Short exercise>
Each record that follows should be repeated exactly, minus any images.

Saved entries:
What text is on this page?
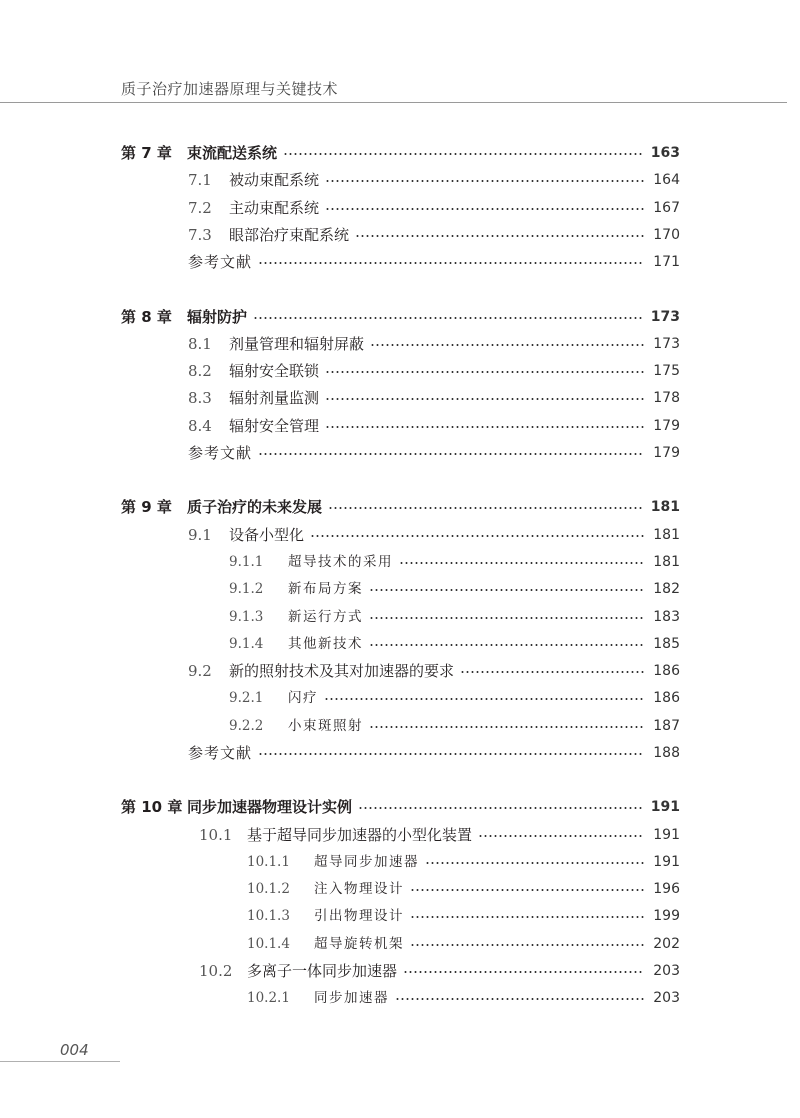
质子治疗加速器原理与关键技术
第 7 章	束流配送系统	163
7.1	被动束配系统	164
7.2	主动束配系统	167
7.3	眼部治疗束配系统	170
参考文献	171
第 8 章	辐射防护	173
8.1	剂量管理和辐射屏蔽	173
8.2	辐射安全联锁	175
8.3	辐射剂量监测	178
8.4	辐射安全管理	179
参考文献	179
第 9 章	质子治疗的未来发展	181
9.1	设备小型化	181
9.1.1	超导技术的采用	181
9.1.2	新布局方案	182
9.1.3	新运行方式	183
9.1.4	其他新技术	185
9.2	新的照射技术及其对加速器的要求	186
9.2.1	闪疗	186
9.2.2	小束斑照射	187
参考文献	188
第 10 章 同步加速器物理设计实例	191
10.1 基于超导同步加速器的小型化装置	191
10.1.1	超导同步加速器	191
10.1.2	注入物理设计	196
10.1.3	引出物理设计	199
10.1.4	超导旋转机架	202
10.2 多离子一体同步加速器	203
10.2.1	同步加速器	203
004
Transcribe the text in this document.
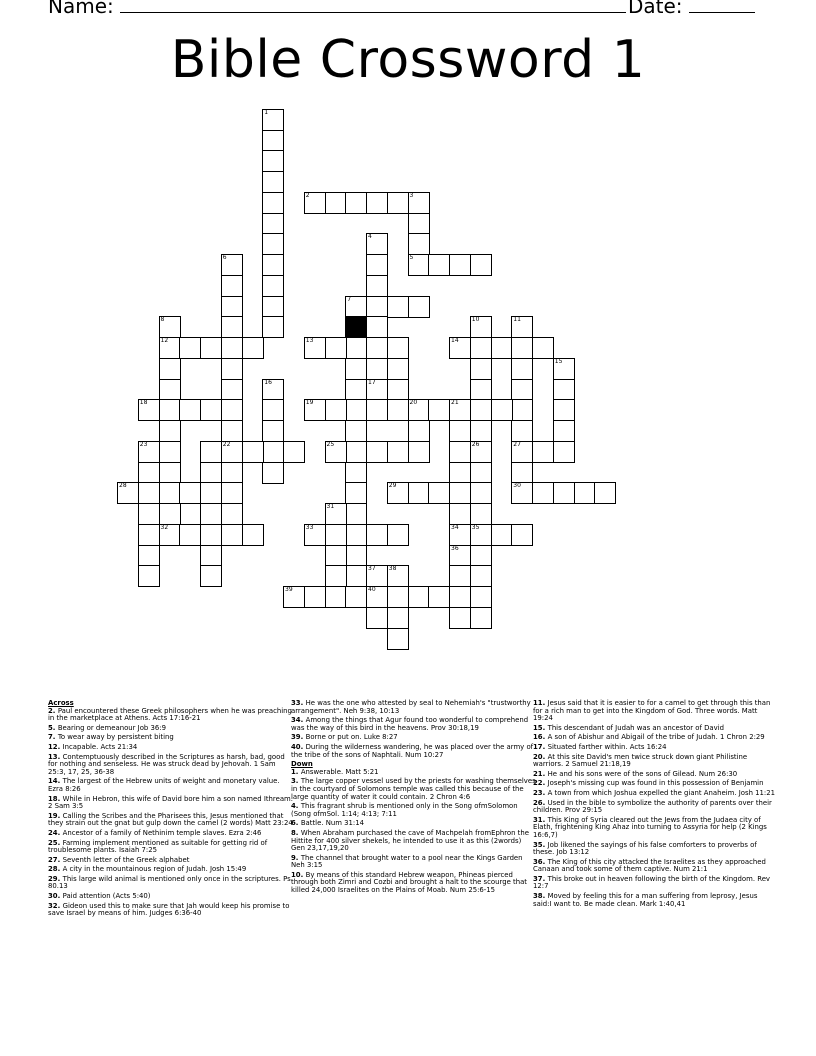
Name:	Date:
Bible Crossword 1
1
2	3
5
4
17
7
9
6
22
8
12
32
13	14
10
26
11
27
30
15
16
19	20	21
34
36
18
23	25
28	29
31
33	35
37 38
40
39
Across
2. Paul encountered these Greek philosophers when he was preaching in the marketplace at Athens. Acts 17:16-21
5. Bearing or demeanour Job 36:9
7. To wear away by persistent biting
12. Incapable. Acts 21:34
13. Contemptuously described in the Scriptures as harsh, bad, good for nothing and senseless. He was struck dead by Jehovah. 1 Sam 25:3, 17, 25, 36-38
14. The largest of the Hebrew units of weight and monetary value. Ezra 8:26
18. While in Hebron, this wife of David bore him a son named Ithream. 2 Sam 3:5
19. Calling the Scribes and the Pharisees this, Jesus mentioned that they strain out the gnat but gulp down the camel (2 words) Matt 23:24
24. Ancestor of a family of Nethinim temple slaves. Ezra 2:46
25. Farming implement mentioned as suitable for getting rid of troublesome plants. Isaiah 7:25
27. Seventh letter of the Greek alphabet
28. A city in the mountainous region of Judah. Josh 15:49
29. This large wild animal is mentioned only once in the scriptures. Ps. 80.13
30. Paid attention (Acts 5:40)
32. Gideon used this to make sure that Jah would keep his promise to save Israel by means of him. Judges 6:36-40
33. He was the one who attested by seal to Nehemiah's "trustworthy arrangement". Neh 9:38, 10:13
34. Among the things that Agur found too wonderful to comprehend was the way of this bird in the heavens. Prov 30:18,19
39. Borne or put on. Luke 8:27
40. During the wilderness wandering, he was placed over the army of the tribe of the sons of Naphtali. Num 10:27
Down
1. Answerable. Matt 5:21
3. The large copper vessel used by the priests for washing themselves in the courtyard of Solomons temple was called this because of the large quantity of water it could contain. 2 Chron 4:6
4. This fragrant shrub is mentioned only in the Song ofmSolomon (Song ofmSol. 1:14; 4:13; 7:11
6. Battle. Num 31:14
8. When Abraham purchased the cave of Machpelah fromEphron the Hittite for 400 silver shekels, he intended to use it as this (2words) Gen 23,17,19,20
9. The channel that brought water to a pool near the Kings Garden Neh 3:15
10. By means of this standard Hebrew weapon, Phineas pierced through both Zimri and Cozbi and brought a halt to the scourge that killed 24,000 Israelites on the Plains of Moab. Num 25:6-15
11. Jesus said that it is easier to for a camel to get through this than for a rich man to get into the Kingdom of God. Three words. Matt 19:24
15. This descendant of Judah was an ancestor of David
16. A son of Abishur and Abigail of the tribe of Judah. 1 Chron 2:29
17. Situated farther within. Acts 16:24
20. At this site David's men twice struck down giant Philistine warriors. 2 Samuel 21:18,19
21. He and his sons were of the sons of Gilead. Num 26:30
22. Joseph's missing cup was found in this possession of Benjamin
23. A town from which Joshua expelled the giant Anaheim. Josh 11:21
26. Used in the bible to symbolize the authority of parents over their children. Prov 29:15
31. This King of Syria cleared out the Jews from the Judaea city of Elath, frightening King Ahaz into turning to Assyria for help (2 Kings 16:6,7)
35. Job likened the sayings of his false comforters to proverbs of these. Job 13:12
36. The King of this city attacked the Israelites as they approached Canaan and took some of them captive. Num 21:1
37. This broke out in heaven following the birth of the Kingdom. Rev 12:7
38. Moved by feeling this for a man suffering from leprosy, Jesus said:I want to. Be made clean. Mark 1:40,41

Full output>
What text is on this page?
质子治疗加速器原理与关键技术
第 7 章	束流配送系统	163
7.1	被动束配系统	164
7.2	主动束配系统	167
7.3	眼部治疗束配系统	170
参考文献	171
第 8 章	辐射防护	173
8.1	剂量管理和辐射屏蔽	173
8.2	辐射安全联锁	175
8.3	辐射剂量监测	178
8.4	辐射安全管理	179
参考文献	179
第 9 章	质子治疗的未来发展	181
9.1	设备小型化	181
9.1.1	超导技术的采用	181
9.1.2	新布局方案	182
9.1.3	新运行方式	183
9.1.4	其他新技术	185
9.2	新的照射技术及其对加速器的要求	186
9.2.1	闪疗	186
9.2.2	小束斑照射	187
参考文献	188
第 10 章 同步加速器物理设计实例	191
10.1 基于超导同步加速器的小型化装置	191
10.1.1	超导同步加速器	191
10.1.2	注入物理设计	196
10.1.3	引出物理设计	199
10.1.4	超导旋转机架	202
10.2 多离子一体同步加速器	203
10.2.1	同步加速器	203
004
Transcribe the text in this document.
Name:	Date:
Bible Crossword 1
1
2	3
5
4
17
7
9
6
22
8
12
32
13	14
10
26
11
27
30
15
16
19	20	21
34
36
18
23	25
28	29
31
33	35
37 38
40
39
Across
2. Paul encountered these Greek philosophers when he was preaching in the marketplace at Athens. Acts 17:16-21
5. Bearing or demeanour Job 36:9
7. To wear away by persistent biting
12. Incapable. Acts 21:34
13. Contemptuously described in the Scriptures as harsh, bad, good for nothing and senseless. He was struck dead by Jehovah. 1 Sam 25:3, 17, 25, 36-38
14. The largest of the Hebrew units of weight and monetary value. Ezra 8:26
18. While in Hebron, this wife of David bore him a son named Ithream. 2 Sam 3:5
19. Calling the Scribes and the Pharisees this, Jesus mentioned that they strain out the gnat but gulp down the camel (2 words) Matt 23:24
24. Ancestor of a family of Nethinim temple slaves. Ezra 2:46
25. Farming implement mentioned as suitable for getting rid of troublesome plants. Isaiah 7:25
27. Seventh letter of the Greek alphabet
28. A city in the mountainous region of Judah. Josh 15:49
29. This large wild animal is mentioned only once in the scriptures. Ps. 80.13
30. Paid attention (Acts 5:40)
32. Gideon used this to make sure that Jah would keep his promise to save Israel by means of him. Judges 6:36-40
33. He was the one who attested by seal to Nehemiah's "trustworthy arrangement". Neh 9:38, 10:13
34. Among the things that Agur found too wonderful to comprehend was the way of this bird in the heavens. Prov 30:18,19
39. Borne or put on. Luke 8:27
40. During the wilderness wandering, he was placed over the army of the tribe of the sons of Naphtali. Num 10:27
Down
1. Answerable. Matt 5:21
3. The large copper vessel used by the priests for washing themselves in the courtyard of Solomons temple was called this because of the large quantity of water it could contain. 2 Chron 4:6
4. This fragrant shrub is mentioned only in the Song ofmSolomon (Song ofmSol. 1:14; 4:13; 7:11
6. Battle. Num 31:14
8. When Abraham purchased the cave of Machpelah fromEphron the Hittite for 400 silver shekels, he intended to use it as this (2words) Gen 23,17,19,20
9. The channel that brought water to a pool near the Kings Garden Neh 3:15
10. By means of this standard Hebrew weapon, Phineas pierced through both Zimri and Cozbi and brought a halt to the scourge that killed 24,000 Israelites on the Plains of Moab. Num 25:6-15
11. Jesus said that it is easier to for a camel to get through this than for a rich man to get into the Kingdom of God. Three words. Matt 19:24
15. This descendant of Judah was an ancestor of David
16. A son of Abishur and Abigail of the tribe of Judah. 1 Chron 2:29
17. Situated farther within. Acts 16:24
20. At this site David's men twice struck down giant Philistine warriors. 2 Samuel 21:18,19
21. He and his sons were of the sons of Gilead. Num 26:30
22. Joseph's missing cup was found in this possession of Benjamin
23. A town from which Joshua expelled the giant Anaheim. Josh 11:21
26. Used in the bible to symbolize the authority of parents over their children. Prov 29:15
31. This King of Syria cleared out the Jews from the Judaea city of Elath, frightening King Ahaz into turning to Assyria for help (2 Kings 16:6,7)
35. Job likened the sayings of his false comforters to proverbs of these. Job 13:12
36. The King of this city attacked the Israelites as they approached Canaan and took some of them captive. Num 21:1
37. This broke out in heaven following the birth of the Kingdom. Rev 12:7
38. Moved by feeling this for a man suffering from leprosy, Jesus said:I want to. Be made clean. Mark 1:40,41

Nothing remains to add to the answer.